▸ **Problem statement**
Output the data that follows exactly, line for line.

▸ **Material for this exercise**
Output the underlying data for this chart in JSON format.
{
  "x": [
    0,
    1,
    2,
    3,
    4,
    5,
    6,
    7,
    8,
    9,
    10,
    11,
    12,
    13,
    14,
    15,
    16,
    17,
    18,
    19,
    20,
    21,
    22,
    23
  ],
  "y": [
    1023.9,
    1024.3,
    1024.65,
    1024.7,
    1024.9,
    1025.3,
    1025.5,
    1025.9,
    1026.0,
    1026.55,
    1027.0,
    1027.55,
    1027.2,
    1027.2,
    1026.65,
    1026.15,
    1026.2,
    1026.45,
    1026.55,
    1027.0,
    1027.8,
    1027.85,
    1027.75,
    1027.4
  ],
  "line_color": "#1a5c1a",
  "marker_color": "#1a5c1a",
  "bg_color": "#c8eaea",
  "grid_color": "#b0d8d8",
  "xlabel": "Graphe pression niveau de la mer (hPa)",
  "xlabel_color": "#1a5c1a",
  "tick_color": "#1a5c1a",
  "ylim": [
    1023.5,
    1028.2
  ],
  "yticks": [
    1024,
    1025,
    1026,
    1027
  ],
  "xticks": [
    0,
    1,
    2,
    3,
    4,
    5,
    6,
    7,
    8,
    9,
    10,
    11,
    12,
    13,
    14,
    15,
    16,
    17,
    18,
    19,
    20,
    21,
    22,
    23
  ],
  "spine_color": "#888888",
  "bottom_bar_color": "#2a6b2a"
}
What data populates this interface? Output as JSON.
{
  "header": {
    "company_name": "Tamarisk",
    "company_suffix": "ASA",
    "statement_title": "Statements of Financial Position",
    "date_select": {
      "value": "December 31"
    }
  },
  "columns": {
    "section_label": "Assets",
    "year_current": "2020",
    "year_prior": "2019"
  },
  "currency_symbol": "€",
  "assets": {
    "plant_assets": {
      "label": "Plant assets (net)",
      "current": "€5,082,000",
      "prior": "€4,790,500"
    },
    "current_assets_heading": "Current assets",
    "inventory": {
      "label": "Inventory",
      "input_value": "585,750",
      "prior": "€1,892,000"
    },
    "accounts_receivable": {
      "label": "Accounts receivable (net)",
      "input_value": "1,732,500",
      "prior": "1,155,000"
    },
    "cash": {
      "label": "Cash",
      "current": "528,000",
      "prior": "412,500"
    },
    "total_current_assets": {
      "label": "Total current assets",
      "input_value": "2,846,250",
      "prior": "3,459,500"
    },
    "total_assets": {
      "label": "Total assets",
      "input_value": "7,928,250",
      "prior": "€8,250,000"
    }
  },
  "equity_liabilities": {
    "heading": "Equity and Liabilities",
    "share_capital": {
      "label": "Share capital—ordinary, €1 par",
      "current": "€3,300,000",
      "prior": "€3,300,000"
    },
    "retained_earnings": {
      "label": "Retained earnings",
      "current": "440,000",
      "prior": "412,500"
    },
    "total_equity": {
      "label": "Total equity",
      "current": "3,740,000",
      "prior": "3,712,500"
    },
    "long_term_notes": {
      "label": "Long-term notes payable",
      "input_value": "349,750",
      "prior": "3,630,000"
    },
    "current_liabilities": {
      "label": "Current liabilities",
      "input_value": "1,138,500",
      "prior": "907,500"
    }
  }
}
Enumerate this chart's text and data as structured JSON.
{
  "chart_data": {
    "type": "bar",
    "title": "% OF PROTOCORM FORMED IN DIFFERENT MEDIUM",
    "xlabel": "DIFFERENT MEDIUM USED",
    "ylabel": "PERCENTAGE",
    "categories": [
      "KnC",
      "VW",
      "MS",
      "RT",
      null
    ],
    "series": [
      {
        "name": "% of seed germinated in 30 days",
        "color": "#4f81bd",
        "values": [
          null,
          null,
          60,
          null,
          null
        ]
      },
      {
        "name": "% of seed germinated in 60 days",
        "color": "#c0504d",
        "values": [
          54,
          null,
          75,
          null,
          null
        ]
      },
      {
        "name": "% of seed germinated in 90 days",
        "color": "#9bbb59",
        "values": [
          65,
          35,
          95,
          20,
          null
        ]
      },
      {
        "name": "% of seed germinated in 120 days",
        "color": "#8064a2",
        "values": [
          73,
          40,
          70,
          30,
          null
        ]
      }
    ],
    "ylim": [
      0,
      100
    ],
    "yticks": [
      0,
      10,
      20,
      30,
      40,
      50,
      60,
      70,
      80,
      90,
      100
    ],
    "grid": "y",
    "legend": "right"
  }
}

▸ **Response to this task**
Output the underlying data for this chart in JSON format.
{
  "x": [
    0,
    1,
    2,
    3,
    4,
    5,
    6,
    7,
    8,
    9,
    10,
    11,
    12,
    13,
    14,
    15,
    16,
    17,
    18,
    19,
    20,
    21,
    22,
    23
  ],
  "y": [
    1023.9,
    1024.3,
    1024.65,
    1024.7,
    1024.9,
    1025.3,
    1025.5,
    1025.9,
    1026.0,
    1026.55,
    1027.0,
    1027.55,
    1027.2,
    1027.2,
    1026.65,
    1026.15,
    1026.2,
    1026.45,
    1026.55,
    1027.0,
    1027.8,
    1027.85,
    1027.75,
    1027.4
  ],
  "line_color": "#1a5c1a",
  "marker_color": "#1a5c1a",
  "bg_color": "#c8eaea",
  "grid_color": "#b0d8d8",
  "xlabel": "Graphe pression niveau de la mer (hPa)",
  "xlabel_color": "#1a5c1a",
  "tick_color": "#1a5c1a",
  "ylim": [
    1023.5,
    1028.2
  ],
  "yticks": [
    1024,
    1025,
    1026,
    1027
  ],
  "xticks": [
    0,
    1,
    2,
    3,
    4,
    5,
    6,
    7,
    8,
    9,
    10,
    11,
    12,
    13,
    14,
    15,
    16,
    17,
    18,
    19,
    20,
    21,
    22,
    23
  ],
  "spine_color": "#888888",
  "bottom_bar_color": "#2a6b2a"
}
What data populates this interface? Output as JSON.
{
  "header": {
    "company_name": "Tamarisk",
    "company_suffix": "ASA",
    "statement_title": "Statements of Financial Position",
    "date_select": {
      "value": "December 31"
    }
  },
  "columns": {
    "section_label": "Assets",
    "year_current": "2020",
    "year_prior": "2019"
  },
  "currency_symbol": "€",
  "assets": {
    "plant_assets": {
      "label": "Plant assets (net)",
      "current": "€5,082,000",
      "prior": "€4,790,500"
    },
    "current_assets_heading": "Current assets",
    "inventory": {
      "label": "Inventory",
      "input_value": "585,750",
      "prior": "€1,892,000"
    },
    "accounts_receivable": {
      "label": "Accounts receivable (net)",
      "input_value": "1,732,500",
      "prior": "1,155,000"
    },
    "cash": {
      "label": "Cash",
      "current": "528,000",
      "prior": "412,500"
    },
    "total_current_assets": {
      "label": "Total current assets",
      "input_value": "2,846,250",
      "prior": "3,459,500"
    },
    "total_assets": {
      "label": "Total assets",
      "input_value": "7,928,250",
      "prior": "€8,250,000"
    }
  },
  "equity_liabilities": {
    "heading": "Equity and Liabilities",
    "share_capital": {
      "label": "Share capital—ordinary, €1 par",
      "current": "€3,300,000",
      "prior": "€3,300,000"
    },
    "retained_earnings": {
      "label": "Retained earnings",
      "current": "440,000",
      "prior": "412,500"
    },
    "total_equity": {
      "label": "Total equity",
      "current": "3,740,000",
      "prior": "3,712,500"
    },
    "long_term_notes": {
      "label": "Long-term notes payable",
      "input_value": "349,750",
      "prior": "3,630,000"
    },
    "current_liabilities": {
      "label": "Current liabilities",
      "input_value": "1,138,500",
      "prior": "907,500"
    }
  }
}
Enumerate this chart's text and data as structured JSON.
{
  "chart_data": {
    "type": "bar",
    "title": "% OF PROTOCORM FORMED IN DIFFERENT MEDIUM",
    "xlabel": "DIFFERENT MEDIUM USED",
    "ylabel": "PERCENTAGE",
    "categories": [
      "KnC",
      "VW",
      "MS",
      "RT",
      null
    ],
    "series": [
      {
        "name": "% of seed germinated in 30 days",
        "color": "#4f81bd",
        "values": [
          null,
          null,
          60,
          null,
          null
        ]
      },
      {
        "name": "% of seed germinated in 60 days",
        "color": "#c0504d",
        "values": [
          54,
          null,
          75,
          null,
          null
        ]
      },
      {
        "name": "% of seed germinated in 90 days",
        "color": "#9bbb59",
        "values": [
          65,
          35,
          95,
          20,
          null
        ]
      },
      {
        "name": "% of seed germinated in 120 days",
        "color": "#8064a2",
        "values": [
          73,
          40,
          70,
          30,
          null
        ]
      }
    ],
    "ylim": [
      0,
      100
    ],
    "yticks": [
      0,
      10,
      20,
      30,
      40,
      50,
      60,
      70,
      80,
      90,
      100
    ],
    "grid": "y",
    "legend": "right"
  }
}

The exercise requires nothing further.